Excerpts from a figure dataset

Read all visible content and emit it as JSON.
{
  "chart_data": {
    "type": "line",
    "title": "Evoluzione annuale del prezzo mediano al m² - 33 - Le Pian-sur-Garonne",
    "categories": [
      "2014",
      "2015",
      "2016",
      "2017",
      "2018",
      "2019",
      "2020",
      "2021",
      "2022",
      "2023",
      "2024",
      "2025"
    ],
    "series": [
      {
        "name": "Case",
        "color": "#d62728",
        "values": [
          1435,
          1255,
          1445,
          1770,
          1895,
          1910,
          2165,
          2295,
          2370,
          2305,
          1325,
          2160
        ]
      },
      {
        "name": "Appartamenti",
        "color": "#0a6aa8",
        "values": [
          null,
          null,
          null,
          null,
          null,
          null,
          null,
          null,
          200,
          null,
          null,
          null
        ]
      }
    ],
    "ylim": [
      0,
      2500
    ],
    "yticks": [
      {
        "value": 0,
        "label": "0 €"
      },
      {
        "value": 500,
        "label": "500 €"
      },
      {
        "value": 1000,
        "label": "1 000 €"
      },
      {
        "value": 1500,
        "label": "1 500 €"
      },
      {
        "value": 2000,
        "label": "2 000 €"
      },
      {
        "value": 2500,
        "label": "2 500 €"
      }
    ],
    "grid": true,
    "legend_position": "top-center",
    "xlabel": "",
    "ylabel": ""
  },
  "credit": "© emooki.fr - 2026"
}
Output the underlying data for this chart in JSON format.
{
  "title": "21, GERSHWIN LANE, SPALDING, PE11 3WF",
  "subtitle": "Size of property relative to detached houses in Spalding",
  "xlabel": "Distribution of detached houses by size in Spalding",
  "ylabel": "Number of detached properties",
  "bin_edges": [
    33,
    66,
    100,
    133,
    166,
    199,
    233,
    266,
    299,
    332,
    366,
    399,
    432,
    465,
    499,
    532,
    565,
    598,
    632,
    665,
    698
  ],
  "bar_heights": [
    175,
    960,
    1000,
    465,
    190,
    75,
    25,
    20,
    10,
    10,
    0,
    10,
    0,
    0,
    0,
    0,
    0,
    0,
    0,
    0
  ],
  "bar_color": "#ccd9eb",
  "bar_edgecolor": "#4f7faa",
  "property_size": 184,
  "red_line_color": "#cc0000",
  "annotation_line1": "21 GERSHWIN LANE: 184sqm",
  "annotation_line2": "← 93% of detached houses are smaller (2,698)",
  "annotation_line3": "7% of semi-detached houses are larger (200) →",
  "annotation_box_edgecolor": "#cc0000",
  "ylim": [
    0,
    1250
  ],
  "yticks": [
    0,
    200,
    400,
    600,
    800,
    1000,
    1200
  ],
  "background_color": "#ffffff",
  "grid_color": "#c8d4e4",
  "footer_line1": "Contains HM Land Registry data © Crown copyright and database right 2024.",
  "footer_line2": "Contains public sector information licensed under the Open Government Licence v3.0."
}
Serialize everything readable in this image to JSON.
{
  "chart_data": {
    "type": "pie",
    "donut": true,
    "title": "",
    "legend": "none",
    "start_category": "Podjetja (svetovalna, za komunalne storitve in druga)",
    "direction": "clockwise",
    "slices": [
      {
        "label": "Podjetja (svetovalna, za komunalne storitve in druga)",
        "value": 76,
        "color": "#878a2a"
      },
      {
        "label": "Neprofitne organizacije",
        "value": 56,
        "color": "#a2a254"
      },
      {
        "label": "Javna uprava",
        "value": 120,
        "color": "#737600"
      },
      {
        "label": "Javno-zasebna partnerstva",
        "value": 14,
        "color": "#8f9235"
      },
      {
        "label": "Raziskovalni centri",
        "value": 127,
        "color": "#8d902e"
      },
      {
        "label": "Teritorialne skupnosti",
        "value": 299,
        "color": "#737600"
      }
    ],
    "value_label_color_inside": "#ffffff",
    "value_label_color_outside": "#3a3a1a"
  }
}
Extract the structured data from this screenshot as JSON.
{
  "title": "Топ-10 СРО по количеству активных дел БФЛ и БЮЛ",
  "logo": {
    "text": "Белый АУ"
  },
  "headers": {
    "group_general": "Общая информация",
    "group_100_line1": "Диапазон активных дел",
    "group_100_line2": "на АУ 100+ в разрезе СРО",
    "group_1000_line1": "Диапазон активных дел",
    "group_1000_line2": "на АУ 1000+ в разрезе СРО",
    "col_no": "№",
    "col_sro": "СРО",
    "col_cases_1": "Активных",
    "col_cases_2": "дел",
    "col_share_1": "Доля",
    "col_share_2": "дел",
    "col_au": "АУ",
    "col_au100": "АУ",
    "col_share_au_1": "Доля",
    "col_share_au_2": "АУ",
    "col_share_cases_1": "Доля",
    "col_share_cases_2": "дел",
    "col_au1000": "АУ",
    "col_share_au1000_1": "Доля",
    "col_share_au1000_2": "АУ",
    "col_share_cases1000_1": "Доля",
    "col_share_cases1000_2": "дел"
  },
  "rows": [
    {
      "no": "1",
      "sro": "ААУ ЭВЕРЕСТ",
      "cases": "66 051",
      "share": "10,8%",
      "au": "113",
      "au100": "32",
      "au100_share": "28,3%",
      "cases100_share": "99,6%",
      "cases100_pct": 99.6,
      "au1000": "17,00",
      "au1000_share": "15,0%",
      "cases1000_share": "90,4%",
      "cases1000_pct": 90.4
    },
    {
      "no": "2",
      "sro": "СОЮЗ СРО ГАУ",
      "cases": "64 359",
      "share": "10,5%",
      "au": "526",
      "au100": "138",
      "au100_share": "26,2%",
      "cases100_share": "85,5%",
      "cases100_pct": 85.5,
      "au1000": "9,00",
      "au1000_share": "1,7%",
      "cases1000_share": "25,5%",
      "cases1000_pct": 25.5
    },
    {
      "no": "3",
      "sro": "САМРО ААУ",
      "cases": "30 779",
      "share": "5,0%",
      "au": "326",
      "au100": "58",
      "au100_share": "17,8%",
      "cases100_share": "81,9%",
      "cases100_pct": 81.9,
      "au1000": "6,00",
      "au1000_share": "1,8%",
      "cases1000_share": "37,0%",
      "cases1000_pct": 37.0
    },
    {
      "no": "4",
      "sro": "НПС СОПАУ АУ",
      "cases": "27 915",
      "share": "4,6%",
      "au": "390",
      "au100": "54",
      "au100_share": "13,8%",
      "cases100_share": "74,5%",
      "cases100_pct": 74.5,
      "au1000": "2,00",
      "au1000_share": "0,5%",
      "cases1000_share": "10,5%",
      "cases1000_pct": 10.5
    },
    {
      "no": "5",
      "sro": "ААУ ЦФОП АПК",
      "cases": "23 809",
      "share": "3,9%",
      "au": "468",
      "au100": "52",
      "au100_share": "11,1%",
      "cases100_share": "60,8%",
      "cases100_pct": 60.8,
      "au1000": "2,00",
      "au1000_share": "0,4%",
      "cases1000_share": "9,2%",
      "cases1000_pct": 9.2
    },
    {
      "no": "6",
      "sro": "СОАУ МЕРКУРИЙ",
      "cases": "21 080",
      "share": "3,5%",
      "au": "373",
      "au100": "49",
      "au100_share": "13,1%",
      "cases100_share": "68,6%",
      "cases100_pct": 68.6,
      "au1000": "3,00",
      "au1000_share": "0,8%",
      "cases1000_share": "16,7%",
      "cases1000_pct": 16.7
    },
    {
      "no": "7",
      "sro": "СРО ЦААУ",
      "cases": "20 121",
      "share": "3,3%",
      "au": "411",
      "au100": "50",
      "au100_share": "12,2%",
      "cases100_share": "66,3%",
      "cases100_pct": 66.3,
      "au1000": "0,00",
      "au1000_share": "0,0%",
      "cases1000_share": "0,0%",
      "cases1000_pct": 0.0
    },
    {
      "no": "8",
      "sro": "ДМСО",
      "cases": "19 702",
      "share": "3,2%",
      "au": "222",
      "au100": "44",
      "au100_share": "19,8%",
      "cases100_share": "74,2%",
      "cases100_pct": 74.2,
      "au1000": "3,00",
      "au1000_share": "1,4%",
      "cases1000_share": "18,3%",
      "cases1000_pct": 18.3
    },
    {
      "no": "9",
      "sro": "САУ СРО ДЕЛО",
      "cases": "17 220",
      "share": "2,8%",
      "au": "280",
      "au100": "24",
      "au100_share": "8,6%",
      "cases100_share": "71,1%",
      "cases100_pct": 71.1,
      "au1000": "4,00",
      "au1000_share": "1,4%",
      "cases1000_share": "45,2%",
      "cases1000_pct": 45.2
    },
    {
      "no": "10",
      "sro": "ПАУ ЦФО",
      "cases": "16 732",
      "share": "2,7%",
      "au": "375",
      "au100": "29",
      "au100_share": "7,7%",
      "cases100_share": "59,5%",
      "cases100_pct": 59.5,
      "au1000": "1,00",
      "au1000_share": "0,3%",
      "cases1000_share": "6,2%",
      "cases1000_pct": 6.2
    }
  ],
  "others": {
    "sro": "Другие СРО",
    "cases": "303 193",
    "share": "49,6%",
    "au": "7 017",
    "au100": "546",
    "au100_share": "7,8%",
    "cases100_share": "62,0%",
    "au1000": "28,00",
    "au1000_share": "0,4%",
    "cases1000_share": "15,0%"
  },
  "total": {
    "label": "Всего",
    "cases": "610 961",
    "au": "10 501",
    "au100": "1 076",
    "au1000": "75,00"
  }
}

▶ **Work to be completed**: Copy every line of the listing that contains the word "xlabel".

▶ **Response for this exercise**:
    "xlabel": "",
  "xlabel": "Distribution of detached houses by size in Spalding",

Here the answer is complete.